→ **INSTRUCTIONS TO FOLLOW**:
Your task is to reproduce the entries below word for word.

→ **RECORDS PROVIDED**:
━━━━━━━━━━
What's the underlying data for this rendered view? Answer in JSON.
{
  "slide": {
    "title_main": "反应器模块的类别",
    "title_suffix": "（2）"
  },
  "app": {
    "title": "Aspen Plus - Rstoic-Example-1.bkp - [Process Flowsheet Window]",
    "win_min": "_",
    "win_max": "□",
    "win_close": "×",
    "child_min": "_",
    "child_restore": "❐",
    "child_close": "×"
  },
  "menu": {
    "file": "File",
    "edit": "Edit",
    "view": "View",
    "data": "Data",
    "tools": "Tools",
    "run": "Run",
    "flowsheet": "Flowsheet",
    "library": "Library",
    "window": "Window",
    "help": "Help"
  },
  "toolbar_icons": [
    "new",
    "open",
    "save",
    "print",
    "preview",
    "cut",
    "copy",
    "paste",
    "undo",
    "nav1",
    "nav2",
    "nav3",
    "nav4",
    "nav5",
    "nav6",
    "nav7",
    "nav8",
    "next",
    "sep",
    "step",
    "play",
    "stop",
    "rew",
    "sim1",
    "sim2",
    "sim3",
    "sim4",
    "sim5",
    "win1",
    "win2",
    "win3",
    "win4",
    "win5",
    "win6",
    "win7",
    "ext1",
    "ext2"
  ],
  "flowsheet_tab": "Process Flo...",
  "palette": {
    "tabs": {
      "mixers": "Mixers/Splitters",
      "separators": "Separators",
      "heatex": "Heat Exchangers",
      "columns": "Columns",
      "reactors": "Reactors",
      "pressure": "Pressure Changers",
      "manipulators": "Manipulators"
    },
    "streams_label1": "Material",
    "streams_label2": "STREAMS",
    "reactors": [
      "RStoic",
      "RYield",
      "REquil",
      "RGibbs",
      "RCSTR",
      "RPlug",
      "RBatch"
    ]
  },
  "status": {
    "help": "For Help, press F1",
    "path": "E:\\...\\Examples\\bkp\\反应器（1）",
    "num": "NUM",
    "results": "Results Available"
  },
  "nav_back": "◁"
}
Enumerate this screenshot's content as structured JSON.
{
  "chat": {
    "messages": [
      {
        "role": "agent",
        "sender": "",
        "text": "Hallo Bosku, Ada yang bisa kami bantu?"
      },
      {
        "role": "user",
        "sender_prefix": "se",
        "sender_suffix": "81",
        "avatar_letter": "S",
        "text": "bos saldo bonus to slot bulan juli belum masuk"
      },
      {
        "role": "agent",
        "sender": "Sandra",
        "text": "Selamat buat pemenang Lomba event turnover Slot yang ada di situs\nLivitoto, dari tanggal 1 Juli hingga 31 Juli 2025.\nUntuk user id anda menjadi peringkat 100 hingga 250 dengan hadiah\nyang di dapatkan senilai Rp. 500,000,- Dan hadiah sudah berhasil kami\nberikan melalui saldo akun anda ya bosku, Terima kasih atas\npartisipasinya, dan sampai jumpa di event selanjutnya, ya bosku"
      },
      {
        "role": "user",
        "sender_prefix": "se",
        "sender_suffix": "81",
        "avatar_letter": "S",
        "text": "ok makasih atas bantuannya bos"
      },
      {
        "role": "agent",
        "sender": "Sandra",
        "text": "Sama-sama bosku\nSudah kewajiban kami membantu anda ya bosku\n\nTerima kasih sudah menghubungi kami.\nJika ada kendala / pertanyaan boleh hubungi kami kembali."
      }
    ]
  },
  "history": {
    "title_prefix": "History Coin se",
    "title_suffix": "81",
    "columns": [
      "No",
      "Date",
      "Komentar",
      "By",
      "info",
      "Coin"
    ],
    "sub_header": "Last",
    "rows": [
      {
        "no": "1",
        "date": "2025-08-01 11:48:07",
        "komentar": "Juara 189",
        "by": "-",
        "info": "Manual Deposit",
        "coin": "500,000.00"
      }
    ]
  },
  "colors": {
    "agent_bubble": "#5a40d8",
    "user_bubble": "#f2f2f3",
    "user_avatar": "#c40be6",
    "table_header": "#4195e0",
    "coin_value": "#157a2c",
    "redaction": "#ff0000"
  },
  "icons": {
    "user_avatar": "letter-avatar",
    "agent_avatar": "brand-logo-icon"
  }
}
━━━━━━━━━━
→ **WRITTEN RESPONSE**:
What's the underlying data for this rendered view? Answer in JSON.
{
  "slide": {
    "title_main": "反应器模块的类别",
    "title_suffix": "（2）"
  },
  "app": {
    "title": "Aspen Plus - Rstoic-Example-1.bkp - [Process Flowsheet Window]",
    "win_min": "_",
    "win_max": "□",
    "win_close": "×",
    "child_min": "_",
    "child_restore": "❐",
    "child_close": "×"
  },
  "menu": {
    "file": "File",
    "edit": "Edit",
    "view": "View",
    "data": "Data",
    "tools": "Tools",
    "run": "Run",
    "flowsheet": "Flowsheet",
    "library": "Library",
    "window": "Window",
    "help": "Help"
  },
  "toolbar_icons": [
    "new",
    "open",
    "save",
    "print",
    "preview",
    "cut",
    "copy",
    "paste",
    "undo",
    "nav1",
    "nav2",
    "nav3",
    "nav4",
    "nav5",
    "nav6",
    "nav7",
    "nav8",
    "next",
    "sep",
    "step",
    "play",
    "stop",
    "rew",
    "sim1",
    "sim2",
    "sim3",
    "sim4",
    "sim5",
    "win1",
    "win2",
    "win3",
    "win4",
    "win5",
    "win6",
    "win7",
    "ext1",
    "ext2"
  ],
  "flowsheet_tab": "Process Flo...",
  "palette": {
    "tabs": {
      "mixers": "Mixers/Splitters",
      "separators": "Separators",
      "heatex": "Heat Exchangers",
      "columns": "Columns",
      "reactors": "Reactors",
      "pressure": "Pressure Changers",
      "manipulators": "Manipulators"
    },
    "streams_label1": "Material",
    "streams_label2": "STREAMS",
    "reactors": [
      "RStoic",
      "RYield",
      "REquil",
      "RGibbs",
      "RCSTR",
      "RPlug",
      "RBatch"
    ]
  },
  "status": {
    "help": "For Help, press F1",
    "path": "E:\\...\\Examples\\bkp\\反应器（1）",
    "num": "NUM",
    "results": "Results Available"
  },
  "nav_back": "◁"
}
Enumerate this screenshot's content as structured JSON.
{
  "chat": {
    "messages": [
      {
        "role": "agent",
        "sender": "",
        "text": "Hallo Bosku, Ada yang bisa kami bantu?"
      },
      {
        "role": "user",
        "sender_prefix": "se",
        "sender_suffix": "81",
        "avatar_letter": "S",
        "text": "bos saldo bonus to slot bulan juli belum masuk"
      },
      {
        "role": "agent",
        "sender": "Sandra",
        "text": "Selamat buat pemenang Lomba event turnover Slot yang ada di situs\nLivitoto, dari tanggal 1 Juli hingga 31 Juli 2025.\nUntuk user id anda menjadi peringkat 100 hingga 250 dengan hadiah\nyang di dapatkan senilai Rp. 500,000,- Dan hadiah sudah berhasil kami\nberikan melalui saldo akun anda ya bosku, Terima kasih atas\npartisipasinya, dan sampai jumpa di event selanjutnya, ya bosku"
      },
      {
        "role": "user",
        "sender_prefix": "se",
        "sender_suffix": "81",
        "avatar_letter": "S",
        "text": "ok makasih atas bantuannya bos"
      },
      {
        "role": "agent",
        "sender": "Sandra",
        "text": "Sama-sama bosku\nSudah kewajiban kami membantu anda ya bosku\n\nTerima kasih sudah menghubungi kami.\nJika ada kendala / pertanyaan boleh hubungi kami kembali."
      }
    ]
  },
  "history": {
    "title_prefix": "History Coin se",
    "title_suffix": "81",
    "columns": [
      "No",
      "Date",
      "Komentar",
      "By",
      "info",
      "Coin"
    ],
    "sub_header": "Last",
    "rows": [
      {
        "no": "1",
        "date": "2025-08-01 11:48:07",
        "komentar": "Juara 189",
        "by": "-",
        "info": "Manual Deposit",
        "coin": "500,000.00"
      }
    ]
  },
  "colors": {
    "agent_bubble": "#5a40d8",
    "user_bubble": "#f2f2f3",
    "user_avatar": "#c40be6",
    "table_header": "#4195e0",
    "coin_value": "#157a2c",
    "redaction": "#ff0000"
  },
  "icons": {
    "user_avatar": "letter-avatar",
    "agent_avatar": "brand-logo-icon"
  }
}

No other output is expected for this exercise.